TO DO: Reproduce the entire listing word for word.

===== RECORDS FOR PROCESSING

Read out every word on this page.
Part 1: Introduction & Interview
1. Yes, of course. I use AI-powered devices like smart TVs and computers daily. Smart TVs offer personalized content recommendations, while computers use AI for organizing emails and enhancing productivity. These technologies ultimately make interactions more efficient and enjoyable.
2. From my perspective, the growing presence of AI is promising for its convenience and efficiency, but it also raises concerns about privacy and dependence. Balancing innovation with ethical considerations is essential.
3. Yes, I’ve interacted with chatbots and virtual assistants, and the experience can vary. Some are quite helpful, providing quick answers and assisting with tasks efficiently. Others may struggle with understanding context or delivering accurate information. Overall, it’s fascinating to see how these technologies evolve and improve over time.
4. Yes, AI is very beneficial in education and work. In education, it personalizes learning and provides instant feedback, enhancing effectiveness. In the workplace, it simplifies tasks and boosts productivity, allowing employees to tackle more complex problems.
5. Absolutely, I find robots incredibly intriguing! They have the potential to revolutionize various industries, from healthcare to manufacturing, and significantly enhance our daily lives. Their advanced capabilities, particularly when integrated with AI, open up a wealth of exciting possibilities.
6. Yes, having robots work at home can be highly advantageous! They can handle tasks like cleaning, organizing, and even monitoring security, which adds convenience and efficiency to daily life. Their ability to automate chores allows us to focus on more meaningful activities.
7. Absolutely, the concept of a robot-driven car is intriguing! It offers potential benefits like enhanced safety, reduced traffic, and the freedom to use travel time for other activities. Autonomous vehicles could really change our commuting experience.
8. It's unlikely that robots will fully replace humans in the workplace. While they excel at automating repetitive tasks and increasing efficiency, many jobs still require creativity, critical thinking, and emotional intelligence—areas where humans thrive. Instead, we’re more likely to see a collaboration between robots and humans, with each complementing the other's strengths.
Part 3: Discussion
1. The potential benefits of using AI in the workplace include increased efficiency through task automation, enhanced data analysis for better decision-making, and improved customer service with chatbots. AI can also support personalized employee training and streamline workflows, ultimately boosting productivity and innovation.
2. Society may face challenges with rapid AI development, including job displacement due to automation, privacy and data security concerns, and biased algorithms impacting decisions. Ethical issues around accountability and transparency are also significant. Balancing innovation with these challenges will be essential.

==========

PROBLEM SOLUTION:
Read out every word on this page.
Part 1: Introduction & Interview
1. Yes, of course. I use AI-powered devices like smart TVs and computers daily. Smart TVs offer personalized content recommendations, while computers use AI for organizing emails and enhancing productivity. These technologies ultimately make interactions more efficient and enjoyable.
2. From my perspective, the growing presence of AI is promising for its convenience and efficiency, but it also raises concerns about privacy and dependence. Balancing innovation with ethical considerations is essential.
3. Yes, I’ve interacted with chatbots and virtual assistants, and the experience can vary. Some are quite helpful, providing quick answers and assisting with tasks efficiently. Others may struggle with understanding context or delivering accurate information. Overall, it’s fascinating to see how these technologies evolve and improve over time.
4. Yes, AI is very beneficial in education and work. In education, it personalizes learning and provides instant feedback, enhancing effectiveness. In the workplace, it simplifies tasks and boosts productivity, allowing employees to tackle more complex problems.
5. Absolutely, I find robots incredibly intriguing! They have the potential to revolutionize various industries, from healthcare to manufacturing, and significantly enhance our daily lives. Their advanced capabilities, particularly when integrated with AI, open up a wealth of exciting possibilities.
6. Yes, having robots work at home can be highly advantageous! They can handle tasks like cleaning, organizing, and even monitoring security, which adds convenience and efficiency to daily life. Their ability to automate chores allows us to focus on more meaningful activities.
7. Absolutely, the concept of a robot-driven car is intriguing! It offers potential benefits like enhanced safety, reduced traffic, and the freedom to use travel time for other activities. Autonomous vehicles could really change our commuting experience.
8. It's unlikely that robots will fully replace humans in the workplace. While they excel at automating repetitive tasks and increasing efficiency, many jobs still require creativity, critical thinking, and emotional intelligence—areas where humans thrive. Instead, we’re more likely to see a collaboration between robots and humans, with each complementing the other's strengths.
Part 3: Discussion
1. The potential benefits of using AI in the workplace include increased efficiency through task automation, enhanced data analysis for better decision-making, and improved customer service with chatbots. AI can also support personalized employee training and streamline workflows, ultimately boosting productivity and innovation.
2. Society may face challenges with rapid AI development, including job displacement due to automation, privacy and data security concerns, and biased algorithms impacting decisions. Ethical issues around accountability and transparency are also significant. Balancing innovation with these challenges will be essential.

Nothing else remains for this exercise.